Supplied material:
--- START ---

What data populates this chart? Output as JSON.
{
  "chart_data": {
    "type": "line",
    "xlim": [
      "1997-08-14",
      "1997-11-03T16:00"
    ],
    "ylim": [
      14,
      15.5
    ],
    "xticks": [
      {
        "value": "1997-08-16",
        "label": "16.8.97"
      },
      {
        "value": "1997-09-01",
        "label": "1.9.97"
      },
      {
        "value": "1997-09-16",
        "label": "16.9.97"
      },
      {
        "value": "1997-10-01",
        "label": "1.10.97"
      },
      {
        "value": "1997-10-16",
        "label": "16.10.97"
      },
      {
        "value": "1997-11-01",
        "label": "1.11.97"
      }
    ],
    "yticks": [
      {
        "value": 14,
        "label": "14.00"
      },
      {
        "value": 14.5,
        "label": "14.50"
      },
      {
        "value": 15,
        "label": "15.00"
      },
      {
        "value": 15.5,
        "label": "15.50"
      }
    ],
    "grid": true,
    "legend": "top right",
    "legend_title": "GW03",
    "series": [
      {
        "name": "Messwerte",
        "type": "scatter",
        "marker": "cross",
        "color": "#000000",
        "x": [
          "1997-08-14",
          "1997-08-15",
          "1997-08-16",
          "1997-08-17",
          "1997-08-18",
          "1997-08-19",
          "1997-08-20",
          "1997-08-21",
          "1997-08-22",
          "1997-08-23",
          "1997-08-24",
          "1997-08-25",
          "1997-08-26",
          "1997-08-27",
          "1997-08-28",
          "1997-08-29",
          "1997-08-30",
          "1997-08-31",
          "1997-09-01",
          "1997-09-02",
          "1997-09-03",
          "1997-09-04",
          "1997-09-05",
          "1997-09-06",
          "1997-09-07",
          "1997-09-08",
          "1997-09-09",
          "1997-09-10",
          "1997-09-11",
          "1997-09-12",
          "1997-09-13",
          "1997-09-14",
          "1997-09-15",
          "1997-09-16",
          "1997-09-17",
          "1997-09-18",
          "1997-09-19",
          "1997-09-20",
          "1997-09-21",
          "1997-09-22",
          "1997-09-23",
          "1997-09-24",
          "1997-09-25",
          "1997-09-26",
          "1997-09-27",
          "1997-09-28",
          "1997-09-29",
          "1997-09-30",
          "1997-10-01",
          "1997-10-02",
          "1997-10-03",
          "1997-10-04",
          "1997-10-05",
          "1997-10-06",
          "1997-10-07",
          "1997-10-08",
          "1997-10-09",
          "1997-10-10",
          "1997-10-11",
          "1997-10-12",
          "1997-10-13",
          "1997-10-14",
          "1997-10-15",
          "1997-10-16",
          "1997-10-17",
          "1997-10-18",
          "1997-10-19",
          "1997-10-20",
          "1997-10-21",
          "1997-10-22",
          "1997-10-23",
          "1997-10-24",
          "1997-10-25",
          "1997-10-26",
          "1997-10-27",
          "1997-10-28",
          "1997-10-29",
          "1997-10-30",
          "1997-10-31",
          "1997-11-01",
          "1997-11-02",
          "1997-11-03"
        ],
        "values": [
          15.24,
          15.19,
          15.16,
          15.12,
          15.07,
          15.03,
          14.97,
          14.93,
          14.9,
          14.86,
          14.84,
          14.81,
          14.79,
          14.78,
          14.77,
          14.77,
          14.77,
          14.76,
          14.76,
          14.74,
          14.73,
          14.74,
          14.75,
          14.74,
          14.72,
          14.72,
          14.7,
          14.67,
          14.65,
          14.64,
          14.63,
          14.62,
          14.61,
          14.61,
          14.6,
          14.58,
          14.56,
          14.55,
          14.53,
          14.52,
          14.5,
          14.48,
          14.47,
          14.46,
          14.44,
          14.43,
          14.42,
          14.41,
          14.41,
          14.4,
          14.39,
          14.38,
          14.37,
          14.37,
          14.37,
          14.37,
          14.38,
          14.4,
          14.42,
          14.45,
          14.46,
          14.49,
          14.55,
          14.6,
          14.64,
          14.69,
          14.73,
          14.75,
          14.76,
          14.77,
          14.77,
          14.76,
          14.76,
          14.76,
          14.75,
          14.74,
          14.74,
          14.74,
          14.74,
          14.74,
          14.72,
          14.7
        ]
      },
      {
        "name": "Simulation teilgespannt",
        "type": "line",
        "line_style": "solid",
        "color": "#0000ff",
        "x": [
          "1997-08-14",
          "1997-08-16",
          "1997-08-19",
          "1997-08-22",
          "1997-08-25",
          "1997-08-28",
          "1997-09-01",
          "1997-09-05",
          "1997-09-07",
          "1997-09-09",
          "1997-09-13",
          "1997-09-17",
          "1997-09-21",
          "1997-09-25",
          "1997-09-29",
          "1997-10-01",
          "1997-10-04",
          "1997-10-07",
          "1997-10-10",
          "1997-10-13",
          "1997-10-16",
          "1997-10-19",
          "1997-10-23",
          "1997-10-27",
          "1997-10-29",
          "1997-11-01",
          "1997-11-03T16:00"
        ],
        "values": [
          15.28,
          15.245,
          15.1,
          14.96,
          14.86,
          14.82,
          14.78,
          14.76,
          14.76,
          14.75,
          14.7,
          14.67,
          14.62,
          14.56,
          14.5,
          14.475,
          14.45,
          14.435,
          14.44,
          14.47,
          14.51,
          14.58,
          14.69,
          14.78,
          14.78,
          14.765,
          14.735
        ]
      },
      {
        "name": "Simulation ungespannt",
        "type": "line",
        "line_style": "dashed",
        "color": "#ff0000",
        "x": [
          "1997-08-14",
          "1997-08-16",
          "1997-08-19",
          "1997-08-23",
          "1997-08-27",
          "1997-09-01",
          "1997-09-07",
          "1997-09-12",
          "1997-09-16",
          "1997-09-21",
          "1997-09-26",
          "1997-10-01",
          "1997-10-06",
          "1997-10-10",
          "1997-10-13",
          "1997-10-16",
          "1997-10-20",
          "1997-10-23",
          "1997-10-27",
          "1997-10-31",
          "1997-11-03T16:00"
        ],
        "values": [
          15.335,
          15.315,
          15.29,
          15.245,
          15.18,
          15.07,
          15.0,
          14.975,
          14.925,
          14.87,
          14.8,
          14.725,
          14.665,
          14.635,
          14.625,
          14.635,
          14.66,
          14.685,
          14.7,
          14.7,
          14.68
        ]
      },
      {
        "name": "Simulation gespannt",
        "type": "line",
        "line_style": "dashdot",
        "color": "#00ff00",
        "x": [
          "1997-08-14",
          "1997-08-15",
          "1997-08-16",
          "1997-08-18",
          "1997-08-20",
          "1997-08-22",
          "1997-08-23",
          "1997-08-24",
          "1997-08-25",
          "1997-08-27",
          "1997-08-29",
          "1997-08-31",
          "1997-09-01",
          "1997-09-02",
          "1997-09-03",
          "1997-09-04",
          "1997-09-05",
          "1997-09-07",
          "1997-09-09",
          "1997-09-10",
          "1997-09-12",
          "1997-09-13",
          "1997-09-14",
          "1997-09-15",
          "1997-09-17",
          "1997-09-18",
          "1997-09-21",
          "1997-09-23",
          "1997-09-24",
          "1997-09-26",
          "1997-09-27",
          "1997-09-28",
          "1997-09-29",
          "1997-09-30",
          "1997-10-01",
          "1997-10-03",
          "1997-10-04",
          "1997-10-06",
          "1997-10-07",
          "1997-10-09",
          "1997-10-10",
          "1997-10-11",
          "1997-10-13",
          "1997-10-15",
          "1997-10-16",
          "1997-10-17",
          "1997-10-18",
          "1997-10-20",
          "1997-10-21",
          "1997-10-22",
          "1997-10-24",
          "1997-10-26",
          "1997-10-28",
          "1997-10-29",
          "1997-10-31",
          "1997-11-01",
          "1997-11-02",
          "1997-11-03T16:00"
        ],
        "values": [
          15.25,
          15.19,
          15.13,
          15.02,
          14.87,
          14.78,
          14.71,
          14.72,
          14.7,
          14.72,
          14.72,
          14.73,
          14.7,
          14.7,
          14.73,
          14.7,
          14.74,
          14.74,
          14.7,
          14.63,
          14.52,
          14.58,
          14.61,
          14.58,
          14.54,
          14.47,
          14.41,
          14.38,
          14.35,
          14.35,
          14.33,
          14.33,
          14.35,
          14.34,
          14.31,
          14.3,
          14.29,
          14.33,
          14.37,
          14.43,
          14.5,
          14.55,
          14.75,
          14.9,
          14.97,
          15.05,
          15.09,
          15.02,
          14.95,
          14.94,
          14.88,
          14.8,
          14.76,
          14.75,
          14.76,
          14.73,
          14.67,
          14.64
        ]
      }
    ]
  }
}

--- END ---

Instruction: Every line of the listing that holds "color" should be found and copied.

The reply:
        "color": "#000000",
        "color": "#0000ff",
        "color": "#ff0000",
        "color": "#00ff00",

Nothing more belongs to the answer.